→ Stated problem
Set out every line bearing the string "subtitle".

→ Dataset records
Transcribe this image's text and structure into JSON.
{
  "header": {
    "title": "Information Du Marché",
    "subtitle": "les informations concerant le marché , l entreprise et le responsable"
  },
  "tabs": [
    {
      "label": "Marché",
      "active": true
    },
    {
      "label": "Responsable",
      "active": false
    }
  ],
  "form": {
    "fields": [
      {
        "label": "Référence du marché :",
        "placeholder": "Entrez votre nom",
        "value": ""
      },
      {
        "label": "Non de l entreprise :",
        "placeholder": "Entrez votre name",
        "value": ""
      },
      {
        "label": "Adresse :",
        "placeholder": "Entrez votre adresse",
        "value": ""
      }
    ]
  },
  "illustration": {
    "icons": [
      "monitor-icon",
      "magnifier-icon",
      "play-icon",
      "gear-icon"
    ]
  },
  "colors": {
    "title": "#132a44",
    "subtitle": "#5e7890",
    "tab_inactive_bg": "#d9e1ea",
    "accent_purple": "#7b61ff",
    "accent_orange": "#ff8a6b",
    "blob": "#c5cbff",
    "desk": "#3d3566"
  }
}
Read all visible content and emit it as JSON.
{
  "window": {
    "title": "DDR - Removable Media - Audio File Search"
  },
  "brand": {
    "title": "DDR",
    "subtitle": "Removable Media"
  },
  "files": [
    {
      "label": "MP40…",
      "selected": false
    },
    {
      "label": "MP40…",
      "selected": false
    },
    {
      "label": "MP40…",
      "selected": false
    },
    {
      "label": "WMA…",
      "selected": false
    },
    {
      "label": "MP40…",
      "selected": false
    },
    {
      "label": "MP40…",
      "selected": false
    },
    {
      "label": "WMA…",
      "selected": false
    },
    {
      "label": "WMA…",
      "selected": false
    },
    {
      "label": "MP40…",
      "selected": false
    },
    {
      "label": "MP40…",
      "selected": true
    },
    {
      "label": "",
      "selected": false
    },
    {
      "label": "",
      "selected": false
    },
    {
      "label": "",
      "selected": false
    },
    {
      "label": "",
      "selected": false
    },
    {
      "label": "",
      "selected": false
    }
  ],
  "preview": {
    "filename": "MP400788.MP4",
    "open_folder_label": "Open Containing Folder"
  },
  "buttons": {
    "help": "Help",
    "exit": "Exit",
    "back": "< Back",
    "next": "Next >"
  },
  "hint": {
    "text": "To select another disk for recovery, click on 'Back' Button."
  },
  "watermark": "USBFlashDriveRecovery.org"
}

→ Answer for this exercise
    "subtitle": "les informations concerant le marché , l entreprise et le responsable"
    "subtitle": "#5e7890",
    "subtitle": "Removable Media"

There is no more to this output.